WORK TO COMPLETE
From the records below, copy every line that contains the word "上单调递增".

━━━━━ PROVIDED ENTRIES

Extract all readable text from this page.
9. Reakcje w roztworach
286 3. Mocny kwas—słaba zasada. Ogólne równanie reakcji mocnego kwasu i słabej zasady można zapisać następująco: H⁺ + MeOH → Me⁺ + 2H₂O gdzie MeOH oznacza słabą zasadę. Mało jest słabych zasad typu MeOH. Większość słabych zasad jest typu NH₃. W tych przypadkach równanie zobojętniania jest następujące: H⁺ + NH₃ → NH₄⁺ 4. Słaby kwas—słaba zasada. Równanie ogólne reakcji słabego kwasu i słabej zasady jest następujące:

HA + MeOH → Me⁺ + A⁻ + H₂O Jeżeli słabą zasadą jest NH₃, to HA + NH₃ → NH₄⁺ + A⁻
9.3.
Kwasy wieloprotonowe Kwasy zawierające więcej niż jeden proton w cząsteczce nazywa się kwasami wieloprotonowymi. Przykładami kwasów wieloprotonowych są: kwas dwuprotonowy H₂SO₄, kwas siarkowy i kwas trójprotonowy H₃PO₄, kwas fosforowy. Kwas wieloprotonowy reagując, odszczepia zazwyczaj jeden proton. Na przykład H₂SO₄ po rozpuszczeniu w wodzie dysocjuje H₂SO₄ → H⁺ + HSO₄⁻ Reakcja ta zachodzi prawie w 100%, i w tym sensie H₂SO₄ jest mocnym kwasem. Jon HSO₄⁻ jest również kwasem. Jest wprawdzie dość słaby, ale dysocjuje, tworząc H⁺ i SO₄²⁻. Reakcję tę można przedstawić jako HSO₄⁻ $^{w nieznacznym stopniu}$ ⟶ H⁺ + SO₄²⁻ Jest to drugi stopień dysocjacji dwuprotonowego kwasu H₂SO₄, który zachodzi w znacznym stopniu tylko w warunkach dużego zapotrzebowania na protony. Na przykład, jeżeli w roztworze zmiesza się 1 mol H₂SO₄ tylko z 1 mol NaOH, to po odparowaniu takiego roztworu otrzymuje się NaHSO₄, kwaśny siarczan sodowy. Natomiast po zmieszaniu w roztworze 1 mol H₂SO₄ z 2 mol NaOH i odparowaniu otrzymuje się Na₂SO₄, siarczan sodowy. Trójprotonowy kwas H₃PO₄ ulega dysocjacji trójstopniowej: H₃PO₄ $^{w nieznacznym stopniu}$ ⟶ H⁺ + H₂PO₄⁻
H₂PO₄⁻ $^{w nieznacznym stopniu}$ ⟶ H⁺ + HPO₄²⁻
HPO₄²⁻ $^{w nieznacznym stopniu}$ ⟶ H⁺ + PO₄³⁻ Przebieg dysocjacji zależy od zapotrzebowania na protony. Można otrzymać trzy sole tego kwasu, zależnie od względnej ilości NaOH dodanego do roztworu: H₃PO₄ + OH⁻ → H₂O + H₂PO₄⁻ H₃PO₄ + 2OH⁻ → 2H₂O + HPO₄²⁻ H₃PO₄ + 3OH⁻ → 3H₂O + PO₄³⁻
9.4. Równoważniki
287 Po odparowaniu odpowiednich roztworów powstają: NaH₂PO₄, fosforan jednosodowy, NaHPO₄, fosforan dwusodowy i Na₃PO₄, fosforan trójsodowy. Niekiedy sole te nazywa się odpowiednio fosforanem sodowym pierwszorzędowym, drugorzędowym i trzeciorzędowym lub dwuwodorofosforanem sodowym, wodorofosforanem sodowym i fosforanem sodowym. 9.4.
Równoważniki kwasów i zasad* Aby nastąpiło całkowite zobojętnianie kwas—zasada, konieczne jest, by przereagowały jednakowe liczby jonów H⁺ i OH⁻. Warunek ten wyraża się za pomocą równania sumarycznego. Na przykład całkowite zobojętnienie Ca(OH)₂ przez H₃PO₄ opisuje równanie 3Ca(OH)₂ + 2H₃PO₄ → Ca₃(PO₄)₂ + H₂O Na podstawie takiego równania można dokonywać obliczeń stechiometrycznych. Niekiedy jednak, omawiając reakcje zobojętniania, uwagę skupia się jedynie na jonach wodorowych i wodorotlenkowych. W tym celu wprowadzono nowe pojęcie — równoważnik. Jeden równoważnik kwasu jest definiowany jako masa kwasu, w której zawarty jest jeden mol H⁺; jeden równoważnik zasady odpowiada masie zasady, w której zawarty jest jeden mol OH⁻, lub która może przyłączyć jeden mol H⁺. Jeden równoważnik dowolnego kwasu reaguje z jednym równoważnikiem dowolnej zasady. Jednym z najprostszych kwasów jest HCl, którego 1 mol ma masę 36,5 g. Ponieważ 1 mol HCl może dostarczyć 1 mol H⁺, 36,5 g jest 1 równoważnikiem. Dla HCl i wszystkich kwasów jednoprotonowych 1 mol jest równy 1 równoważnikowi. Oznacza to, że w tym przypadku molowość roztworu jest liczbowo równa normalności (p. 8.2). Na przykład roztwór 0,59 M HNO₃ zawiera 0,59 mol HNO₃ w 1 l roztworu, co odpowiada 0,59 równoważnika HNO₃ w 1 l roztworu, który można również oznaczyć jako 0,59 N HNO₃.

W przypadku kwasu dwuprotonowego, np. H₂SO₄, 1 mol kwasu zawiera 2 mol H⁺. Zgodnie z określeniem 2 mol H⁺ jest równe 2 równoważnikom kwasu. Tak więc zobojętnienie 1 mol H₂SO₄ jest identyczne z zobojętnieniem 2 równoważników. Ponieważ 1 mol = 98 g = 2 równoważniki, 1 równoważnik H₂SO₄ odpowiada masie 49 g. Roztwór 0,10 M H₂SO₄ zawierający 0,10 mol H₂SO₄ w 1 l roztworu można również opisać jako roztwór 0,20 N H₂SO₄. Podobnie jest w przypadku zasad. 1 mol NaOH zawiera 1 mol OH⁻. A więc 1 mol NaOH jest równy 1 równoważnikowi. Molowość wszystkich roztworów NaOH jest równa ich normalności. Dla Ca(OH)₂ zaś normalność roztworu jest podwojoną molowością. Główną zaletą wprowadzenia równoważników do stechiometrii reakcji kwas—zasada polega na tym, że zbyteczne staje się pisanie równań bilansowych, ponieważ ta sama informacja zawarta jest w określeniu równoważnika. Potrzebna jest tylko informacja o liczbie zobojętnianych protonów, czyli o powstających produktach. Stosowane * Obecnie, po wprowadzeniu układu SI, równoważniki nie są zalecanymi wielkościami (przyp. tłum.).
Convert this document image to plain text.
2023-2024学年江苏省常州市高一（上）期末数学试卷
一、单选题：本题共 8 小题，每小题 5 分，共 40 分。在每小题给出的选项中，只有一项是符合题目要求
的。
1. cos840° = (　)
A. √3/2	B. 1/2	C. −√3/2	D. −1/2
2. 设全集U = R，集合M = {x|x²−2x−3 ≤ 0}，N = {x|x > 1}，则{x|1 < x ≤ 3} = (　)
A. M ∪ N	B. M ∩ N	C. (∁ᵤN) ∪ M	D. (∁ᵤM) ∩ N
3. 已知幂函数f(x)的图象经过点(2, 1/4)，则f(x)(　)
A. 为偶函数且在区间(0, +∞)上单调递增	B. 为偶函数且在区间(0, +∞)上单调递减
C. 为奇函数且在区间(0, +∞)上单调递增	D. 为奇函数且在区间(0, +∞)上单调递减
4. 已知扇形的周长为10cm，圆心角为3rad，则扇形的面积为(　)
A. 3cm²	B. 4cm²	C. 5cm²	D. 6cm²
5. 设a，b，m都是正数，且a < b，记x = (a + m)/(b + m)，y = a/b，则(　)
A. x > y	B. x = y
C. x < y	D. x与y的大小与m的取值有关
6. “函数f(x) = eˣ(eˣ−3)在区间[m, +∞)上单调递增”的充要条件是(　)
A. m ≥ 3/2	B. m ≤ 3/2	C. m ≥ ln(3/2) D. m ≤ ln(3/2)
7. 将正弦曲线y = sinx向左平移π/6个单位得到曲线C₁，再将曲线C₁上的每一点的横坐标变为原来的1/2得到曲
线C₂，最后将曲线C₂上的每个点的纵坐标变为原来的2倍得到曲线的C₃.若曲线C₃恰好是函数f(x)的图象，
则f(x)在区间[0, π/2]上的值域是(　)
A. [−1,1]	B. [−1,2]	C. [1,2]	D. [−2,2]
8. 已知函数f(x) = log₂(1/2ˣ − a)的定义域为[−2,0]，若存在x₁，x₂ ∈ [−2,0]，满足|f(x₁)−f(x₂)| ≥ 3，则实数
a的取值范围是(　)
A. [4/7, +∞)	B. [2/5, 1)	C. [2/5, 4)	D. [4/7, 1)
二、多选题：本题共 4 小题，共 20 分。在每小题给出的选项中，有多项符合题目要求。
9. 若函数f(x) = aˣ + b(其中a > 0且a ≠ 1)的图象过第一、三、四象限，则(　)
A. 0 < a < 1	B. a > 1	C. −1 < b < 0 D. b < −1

━━━━━━━━━━

RESULT OF THE EXERCISE
A. 为偶函数且在区间(0, +∞)上单调递增	B. 为偶函数且在区间(0, +∞)上单调递减
C. 为奇函数且在区间(0, +∞)上单调递增	D. 为奇函数且在区间(0, +∞)上单调递减
6. “函数f(x) = eˣ(eˣ−3)在区间[m, +∞)上单调递增”的充要条件是(　)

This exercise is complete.